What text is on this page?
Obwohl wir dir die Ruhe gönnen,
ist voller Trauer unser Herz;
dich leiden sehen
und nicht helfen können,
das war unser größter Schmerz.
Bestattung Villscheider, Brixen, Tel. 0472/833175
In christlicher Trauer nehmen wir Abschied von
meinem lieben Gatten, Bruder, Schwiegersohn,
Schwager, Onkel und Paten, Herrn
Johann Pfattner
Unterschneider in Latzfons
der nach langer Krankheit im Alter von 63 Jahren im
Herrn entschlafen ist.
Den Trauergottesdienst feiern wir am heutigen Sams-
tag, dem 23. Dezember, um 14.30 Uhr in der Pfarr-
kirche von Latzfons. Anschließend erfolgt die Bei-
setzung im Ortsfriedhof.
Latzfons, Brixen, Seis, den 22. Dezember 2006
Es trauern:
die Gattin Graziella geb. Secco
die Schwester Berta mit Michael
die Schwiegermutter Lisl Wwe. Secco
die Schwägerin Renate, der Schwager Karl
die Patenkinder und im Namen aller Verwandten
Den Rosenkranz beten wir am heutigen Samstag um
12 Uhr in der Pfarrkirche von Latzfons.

**Task prompt**
Identify and copy the lines holding the word "heutigen".

**Written solution**
Den Trauergottesdienst feiern wir am heutigen Sams-
Den Rosenkranz beten wir am heutigen Samstag um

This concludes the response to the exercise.